> _To be done_:
Return all lines where the word "solaires" can be found.

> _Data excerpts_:
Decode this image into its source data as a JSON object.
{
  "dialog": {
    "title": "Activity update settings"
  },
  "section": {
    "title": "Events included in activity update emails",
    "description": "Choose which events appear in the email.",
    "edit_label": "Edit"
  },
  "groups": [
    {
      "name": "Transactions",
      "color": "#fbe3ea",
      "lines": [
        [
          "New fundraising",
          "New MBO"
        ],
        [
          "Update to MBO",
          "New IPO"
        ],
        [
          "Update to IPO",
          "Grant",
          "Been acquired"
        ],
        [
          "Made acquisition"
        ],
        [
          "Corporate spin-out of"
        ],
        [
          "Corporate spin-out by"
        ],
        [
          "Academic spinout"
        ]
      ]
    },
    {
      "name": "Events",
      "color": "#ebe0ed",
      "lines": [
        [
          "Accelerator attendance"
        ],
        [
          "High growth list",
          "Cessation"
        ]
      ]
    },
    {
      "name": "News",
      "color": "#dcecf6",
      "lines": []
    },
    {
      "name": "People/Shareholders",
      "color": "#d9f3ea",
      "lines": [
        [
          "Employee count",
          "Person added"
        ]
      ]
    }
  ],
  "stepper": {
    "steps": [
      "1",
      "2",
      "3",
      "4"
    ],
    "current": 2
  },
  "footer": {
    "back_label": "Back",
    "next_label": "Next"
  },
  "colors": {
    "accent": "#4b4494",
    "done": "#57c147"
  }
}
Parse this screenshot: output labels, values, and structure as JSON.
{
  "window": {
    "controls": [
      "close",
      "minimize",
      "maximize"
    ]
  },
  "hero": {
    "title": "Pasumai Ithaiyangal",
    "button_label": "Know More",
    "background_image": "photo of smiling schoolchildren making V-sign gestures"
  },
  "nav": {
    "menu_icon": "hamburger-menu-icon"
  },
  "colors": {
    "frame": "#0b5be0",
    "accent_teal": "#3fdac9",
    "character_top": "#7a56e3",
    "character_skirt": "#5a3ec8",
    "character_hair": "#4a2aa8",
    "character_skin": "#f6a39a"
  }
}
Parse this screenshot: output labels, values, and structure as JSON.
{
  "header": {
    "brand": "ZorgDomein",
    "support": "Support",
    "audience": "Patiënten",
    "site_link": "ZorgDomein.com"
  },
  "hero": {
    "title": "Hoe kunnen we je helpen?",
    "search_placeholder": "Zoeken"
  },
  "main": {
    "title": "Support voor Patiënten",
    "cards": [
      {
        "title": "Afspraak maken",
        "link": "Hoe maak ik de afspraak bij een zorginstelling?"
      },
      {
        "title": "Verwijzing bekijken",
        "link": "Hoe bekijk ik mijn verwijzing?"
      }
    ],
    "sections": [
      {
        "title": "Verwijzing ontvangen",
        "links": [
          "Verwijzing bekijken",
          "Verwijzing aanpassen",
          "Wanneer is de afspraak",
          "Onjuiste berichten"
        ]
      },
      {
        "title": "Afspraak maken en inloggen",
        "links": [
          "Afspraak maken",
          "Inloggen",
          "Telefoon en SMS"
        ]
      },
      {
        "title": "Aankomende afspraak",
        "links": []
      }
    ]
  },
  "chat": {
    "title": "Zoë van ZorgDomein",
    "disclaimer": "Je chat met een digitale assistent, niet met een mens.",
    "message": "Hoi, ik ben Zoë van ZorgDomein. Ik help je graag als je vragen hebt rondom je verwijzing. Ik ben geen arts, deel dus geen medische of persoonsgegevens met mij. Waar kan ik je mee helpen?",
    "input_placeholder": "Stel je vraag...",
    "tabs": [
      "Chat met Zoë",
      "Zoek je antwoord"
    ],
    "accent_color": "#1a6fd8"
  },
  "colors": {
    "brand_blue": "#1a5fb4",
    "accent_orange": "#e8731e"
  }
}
--
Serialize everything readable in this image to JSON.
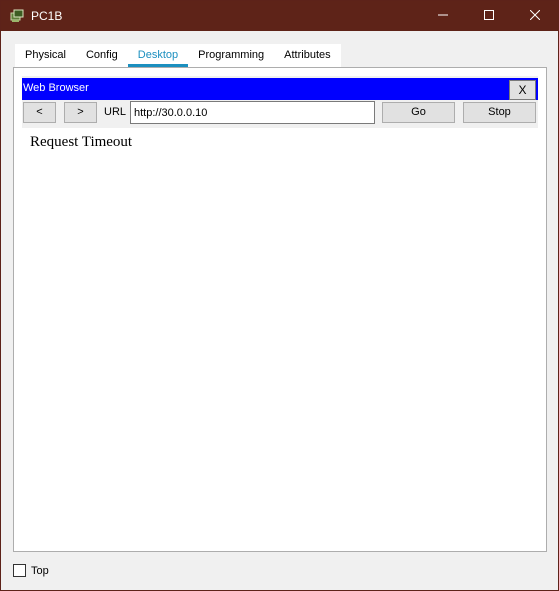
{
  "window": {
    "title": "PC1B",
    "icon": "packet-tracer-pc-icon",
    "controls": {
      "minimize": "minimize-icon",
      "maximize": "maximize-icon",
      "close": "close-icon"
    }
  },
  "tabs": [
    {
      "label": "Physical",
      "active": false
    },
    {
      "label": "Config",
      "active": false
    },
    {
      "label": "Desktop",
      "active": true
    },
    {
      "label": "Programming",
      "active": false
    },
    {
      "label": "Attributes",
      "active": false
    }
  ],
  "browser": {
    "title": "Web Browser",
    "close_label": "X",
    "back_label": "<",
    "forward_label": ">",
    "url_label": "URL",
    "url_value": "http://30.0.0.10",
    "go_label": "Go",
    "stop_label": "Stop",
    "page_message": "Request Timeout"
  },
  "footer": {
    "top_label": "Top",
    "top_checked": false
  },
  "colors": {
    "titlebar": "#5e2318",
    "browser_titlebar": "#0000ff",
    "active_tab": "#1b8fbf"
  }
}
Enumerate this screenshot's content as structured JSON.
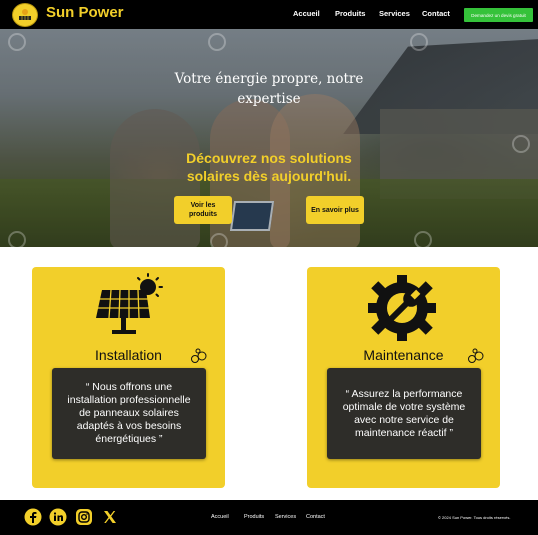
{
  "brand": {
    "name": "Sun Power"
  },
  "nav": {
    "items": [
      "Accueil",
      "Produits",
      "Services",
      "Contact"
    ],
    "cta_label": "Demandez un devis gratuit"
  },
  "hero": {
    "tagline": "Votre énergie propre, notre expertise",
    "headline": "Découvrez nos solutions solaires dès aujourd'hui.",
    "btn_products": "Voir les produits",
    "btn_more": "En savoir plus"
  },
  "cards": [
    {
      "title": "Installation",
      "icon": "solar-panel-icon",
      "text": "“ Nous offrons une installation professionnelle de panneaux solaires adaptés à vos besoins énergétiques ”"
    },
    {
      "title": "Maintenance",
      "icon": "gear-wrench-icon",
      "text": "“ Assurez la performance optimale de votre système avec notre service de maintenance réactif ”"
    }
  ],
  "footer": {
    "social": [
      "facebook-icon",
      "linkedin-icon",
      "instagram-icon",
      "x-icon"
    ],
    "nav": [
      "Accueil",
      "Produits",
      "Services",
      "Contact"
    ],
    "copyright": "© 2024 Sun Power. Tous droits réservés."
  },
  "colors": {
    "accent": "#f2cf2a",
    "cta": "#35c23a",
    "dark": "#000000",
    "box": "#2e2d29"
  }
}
* * *
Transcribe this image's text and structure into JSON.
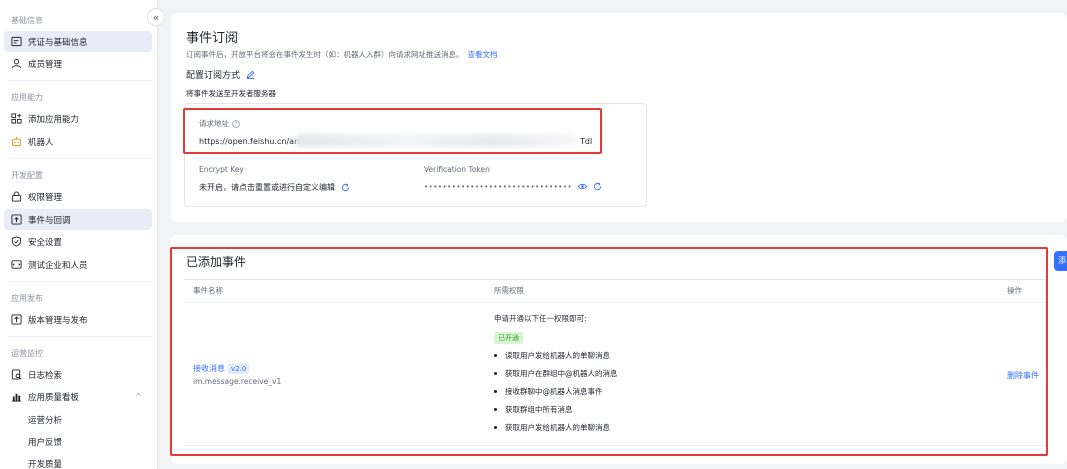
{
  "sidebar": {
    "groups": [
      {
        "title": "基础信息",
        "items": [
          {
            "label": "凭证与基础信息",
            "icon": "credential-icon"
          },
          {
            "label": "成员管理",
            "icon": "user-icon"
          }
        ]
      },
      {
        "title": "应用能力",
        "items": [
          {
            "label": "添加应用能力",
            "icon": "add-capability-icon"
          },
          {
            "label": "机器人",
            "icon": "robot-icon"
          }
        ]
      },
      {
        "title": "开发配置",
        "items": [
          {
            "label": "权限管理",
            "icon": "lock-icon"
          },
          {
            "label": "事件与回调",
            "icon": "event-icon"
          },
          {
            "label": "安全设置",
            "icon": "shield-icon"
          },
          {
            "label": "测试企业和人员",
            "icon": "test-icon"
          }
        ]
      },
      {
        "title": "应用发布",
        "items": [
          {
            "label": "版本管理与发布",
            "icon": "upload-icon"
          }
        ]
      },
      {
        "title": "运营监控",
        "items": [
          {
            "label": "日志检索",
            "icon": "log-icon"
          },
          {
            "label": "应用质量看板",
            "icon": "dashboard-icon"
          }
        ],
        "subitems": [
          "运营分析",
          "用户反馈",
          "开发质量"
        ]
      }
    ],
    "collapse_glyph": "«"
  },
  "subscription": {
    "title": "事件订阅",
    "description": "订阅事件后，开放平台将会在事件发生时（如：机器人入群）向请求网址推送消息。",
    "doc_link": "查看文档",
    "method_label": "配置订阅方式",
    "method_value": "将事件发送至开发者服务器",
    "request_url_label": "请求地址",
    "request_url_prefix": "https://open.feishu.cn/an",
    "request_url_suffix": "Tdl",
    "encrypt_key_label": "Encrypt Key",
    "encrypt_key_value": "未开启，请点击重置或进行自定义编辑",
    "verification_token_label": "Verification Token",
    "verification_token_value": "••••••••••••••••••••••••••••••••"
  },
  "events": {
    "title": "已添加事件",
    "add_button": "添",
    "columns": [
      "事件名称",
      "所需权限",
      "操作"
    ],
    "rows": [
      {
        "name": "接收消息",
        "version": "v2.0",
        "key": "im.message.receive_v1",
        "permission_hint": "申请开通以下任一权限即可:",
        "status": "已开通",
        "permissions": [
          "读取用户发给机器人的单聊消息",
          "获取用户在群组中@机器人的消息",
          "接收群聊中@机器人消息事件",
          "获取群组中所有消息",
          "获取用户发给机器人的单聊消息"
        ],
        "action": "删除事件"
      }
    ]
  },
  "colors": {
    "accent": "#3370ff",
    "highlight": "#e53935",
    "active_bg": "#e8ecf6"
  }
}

> _Answer to the task_:
    "headline": "Découvrez nos solutions solaires dès aujourd'hui.",
      "text": "“ Nous offrons une installation professionnelle de panneaux solaires adaptés à vos besoins énergétiques ”"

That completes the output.